## DATASET CONTENT
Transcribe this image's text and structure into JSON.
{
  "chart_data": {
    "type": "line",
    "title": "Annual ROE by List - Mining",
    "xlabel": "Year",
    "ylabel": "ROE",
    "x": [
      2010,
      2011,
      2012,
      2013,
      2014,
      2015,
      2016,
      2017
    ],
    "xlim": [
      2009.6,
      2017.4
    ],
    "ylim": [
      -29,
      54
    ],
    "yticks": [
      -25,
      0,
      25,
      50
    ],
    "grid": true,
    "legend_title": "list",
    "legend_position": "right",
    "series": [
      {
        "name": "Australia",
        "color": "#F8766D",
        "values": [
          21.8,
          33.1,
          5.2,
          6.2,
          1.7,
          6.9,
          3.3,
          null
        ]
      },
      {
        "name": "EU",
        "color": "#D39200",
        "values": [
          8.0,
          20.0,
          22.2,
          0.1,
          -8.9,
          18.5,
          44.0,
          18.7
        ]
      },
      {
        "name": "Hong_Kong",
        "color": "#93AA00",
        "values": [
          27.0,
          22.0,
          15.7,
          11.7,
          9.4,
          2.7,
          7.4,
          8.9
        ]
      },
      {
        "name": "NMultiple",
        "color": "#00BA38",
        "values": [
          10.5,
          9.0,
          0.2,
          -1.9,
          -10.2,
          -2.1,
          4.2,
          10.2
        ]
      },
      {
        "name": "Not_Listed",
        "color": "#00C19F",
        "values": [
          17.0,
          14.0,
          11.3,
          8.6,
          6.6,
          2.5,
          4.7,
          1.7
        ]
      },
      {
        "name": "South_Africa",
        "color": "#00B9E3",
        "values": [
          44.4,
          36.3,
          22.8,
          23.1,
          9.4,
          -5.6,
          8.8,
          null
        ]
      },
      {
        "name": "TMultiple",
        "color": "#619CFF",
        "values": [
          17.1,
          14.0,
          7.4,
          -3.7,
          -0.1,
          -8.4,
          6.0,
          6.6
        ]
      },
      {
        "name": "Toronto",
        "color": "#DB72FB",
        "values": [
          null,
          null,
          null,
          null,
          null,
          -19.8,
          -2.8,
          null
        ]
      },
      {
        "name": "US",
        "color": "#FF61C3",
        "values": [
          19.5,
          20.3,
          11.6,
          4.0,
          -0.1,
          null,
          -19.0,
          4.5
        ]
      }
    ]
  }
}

## AIM OF THE EXERCISE
From the data above, gather every line that includes the word "color".

## THE COMPLETED TASK
        "color": "#F8766D",
        "color": "#D39200",
        "color": "#93AA00",
        "color": "#00BA38",
        "color": "#00C19F",
        "color": "#00B9E3",
        "color": "#619CFF",
        "color": "#DB72FB",
        "color": "#FF61C3",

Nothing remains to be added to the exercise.